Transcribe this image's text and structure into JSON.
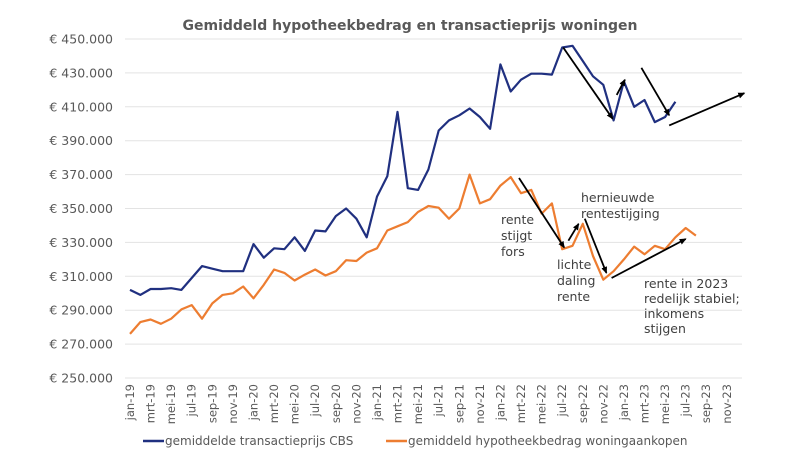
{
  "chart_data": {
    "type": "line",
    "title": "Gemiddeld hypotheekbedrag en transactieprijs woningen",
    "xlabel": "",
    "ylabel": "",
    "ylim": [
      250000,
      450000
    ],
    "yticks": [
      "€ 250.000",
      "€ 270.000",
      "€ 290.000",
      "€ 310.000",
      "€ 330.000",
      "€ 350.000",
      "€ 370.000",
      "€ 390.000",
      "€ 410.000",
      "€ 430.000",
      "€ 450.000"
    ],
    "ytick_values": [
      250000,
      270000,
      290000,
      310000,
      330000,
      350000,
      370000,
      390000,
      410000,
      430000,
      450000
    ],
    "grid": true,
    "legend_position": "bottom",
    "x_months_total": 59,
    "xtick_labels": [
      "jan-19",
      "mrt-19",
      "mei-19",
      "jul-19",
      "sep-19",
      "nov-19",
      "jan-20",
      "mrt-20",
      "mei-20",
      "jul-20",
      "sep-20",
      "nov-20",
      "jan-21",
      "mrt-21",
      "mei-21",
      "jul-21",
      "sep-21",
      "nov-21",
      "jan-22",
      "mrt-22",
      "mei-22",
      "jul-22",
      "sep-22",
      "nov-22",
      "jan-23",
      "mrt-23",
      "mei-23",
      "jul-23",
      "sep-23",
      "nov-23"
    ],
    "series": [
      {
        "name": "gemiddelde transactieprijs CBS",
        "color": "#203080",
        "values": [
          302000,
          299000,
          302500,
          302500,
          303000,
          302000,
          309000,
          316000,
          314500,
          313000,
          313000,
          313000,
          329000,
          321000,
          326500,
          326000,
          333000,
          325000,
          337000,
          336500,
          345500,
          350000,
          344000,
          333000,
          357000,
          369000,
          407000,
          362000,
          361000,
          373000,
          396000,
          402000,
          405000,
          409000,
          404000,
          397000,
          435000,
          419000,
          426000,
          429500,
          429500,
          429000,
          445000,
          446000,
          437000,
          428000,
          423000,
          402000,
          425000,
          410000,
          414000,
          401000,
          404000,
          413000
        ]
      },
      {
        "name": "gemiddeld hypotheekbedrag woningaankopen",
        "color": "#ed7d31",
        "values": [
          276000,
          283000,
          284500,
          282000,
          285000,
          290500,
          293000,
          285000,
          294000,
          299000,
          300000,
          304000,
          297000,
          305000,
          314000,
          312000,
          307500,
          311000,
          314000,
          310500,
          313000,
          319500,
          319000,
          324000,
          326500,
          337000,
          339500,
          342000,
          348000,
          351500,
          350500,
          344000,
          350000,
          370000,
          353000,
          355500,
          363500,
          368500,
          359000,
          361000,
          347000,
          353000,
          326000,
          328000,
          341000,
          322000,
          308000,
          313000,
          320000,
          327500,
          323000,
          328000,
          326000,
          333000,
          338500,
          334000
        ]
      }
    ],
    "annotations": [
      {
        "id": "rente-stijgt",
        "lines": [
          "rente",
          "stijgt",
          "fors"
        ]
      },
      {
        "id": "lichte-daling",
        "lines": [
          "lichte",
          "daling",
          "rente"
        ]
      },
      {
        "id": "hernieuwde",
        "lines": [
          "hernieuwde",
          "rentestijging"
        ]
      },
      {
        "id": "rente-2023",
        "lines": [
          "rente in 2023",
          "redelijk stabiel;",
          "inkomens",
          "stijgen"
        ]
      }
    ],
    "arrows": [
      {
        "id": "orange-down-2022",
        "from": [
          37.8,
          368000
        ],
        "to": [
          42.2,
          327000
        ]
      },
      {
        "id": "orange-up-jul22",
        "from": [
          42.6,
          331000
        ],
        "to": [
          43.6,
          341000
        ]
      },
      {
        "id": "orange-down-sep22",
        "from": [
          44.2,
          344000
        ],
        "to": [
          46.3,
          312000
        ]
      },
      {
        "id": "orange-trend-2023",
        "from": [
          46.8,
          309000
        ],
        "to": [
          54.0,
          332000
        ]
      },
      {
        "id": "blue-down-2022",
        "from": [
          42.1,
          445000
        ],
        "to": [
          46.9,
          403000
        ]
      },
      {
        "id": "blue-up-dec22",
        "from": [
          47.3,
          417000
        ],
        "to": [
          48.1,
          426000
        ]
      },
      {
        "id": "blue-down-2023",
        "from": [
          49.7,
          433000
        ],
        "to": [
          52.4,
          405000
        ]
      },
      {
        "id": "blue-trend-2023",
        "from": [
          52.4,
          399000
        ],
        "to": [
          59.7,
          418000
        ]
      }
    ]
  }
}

________________________

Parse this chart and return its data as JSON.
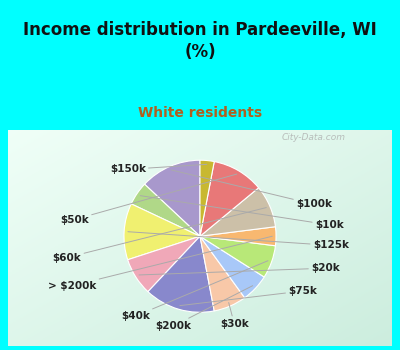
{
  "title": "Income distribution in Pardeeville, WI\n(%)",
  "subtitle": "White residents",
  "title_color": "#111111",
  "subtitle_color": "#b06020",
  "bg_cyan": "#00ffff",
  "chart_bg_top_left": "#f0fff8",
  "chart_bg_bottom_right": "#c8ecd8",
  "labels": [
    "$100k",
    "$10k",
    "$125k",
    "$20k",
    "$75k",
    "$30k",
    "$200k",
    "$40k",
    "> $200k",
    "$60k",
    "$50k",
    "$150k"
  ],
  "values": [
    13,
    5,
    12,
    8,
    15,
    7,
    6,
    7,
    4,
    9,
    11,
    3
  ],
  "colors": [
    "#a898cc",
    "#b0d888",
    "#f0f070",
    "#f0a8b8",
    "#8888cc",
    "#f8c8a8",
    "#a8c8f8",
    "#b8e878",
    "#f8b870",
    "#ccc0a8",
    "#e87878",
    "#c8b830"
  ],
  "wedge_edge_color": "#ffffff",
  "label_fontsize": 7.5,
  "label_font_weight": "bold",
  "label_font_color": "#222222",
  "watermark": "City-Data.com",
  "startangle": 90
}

________________________

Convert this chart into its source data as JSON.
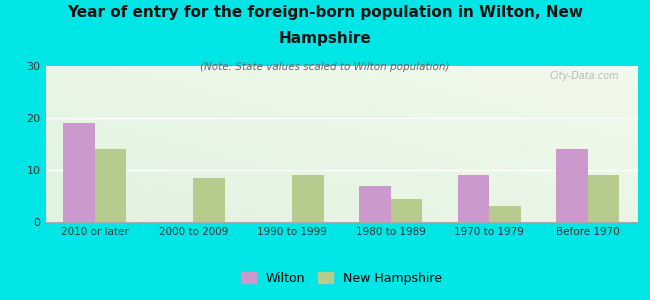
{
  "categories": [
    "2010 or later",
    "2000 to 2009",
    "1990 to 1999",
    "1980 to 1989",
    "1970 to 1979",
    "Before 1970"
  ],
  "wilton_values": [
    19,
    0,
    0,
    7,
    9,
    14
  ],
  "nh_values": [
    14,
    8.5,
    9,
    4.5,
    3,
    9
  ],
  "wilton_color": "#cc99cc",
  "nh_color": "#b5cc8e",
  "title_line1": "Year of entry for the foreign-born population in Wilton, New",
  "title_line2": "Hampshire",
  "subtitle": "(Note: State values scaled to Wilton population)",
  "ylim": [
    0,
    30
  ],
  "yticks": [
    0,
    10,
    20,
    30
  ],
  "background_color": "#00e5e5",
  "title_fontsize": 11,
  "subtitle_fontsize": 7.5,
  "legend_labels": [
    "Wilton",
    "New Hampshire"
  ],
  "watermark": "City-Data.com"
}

________________________

▶ **Exercise requirements**
Copy and report every line where the word "down" is present.

▶ **Solution to the problem**
        "id": "orange-down-2022",
        "id": "orange-down-sep22",
        "id": "blue-down-2022",
        "id": "blue-down-2023",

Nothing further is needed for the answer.